## Work instructions
Please copy the records from the start through the line that contains "table-row: 4 Paolo", replacing "cell-points" with "cell-score" and changing nothing else.
-- Begin --
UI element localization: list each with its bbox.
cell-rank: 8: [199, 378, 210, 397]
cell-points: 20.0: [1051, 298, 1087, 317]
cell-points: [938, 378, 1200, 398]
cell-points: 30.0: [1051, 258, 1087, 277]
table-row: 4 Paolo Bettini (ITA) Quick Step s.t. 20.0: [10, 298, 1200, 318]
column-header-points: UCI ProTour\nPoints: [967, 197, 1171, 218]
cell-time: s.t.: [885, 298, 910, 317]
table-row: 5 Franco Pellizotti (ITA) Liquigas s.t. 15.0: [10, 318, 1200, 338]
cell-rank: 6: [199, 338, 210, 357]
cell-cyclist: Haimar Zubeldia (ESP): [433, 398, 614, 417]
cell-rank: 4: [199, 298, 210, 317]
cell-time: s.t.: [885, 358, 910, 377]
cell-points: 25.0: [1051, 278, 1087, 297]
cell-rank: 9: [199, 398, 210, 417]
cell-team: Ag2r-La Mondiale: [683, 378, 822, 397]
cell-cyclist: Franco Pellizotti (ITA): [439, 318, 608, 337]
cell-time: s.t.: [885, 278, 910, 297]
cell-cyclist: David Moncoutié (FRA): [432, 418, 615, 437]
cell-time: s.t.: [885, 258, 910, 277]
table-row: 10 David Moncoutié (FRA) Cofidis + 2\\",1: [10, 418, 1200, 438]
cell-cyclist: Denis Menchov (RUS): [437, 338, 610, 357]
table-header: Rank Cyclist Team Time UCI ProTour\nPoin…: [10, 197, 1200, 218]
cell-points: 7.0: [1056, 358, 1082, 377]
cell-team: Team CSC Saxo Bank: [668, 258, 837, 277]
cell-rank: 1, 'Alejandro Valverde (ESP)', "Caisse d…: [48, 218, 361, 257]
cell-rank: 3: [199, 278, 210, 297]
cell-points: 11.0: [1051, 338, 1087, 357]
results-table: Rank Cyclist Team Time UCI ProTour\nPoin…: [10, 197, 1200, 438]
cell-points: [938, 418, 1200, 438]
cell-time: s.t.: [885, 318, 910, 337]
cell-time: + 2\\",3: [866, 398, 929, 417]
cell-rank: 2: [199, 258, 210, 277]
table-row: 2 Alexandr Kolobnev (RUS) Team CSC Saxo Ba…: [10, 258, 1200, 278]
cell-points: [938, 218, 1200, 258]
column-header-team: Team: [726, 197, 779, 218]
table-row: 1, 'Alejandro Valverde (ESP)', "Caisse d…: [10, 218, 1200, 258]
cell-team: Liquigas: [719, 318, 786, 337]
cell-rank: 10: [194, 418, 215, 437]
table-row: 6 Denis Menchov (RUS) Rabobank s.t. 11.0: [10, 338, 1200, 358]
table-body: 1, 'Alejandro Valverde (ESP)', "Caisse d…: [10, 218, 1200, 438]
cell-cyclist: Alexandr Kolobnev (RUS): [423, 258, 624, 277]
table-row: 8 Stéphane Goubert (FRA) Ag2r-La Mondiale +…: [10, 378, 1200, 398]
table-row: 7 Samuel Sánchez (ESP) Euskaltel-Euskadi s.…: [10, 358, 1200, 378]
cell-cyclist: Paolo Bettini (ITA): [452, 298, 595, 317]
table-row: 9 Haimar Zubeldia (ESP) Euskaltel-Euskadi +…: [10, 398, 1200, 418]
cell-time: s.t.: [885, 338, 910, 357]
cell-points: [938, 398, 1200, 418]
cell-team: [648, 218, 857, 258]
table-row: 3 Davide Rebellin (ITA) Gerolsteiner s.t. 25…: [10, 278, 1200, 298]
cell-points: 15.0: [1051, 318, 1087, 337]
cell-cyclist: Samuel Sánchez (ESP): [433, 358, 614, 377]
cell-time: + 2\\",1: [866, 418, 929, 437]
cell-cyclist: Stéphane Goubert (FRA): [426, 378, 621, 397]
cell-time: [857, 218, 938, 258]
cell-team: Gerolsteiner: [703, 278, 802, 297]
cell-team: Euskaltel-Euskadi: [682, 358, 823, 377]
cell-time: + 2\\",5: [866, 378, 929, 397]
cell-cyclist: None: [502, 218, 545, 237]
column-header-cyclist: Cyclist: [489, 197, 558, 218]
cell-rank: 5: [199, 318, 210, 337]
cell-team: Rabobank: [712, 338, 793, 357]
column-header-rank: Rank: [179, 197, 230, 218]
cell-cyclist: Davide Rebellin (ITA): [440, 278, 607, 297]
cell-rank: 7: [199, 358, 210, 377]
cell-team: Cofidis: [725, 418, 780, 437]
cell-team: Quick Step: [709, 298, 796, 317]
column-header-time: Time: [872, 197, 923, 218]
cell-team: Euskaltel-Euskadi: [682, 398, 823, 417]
-- End --
## Answer for the task
UI element localization: list each with its bbox.
cell-rank: 8: [199, 378, 210, 397]
cell-score: 20.0: [1051, 298, 1087, 317]
cell-score: [938, 378, 1200, 398]
cell-score: 30.0: [1051, 258, 1087, 277]
table-row: 4 Paolo Bettini (ITA) Quick Step s.t. 20.0: [10, 298, 1200, 318]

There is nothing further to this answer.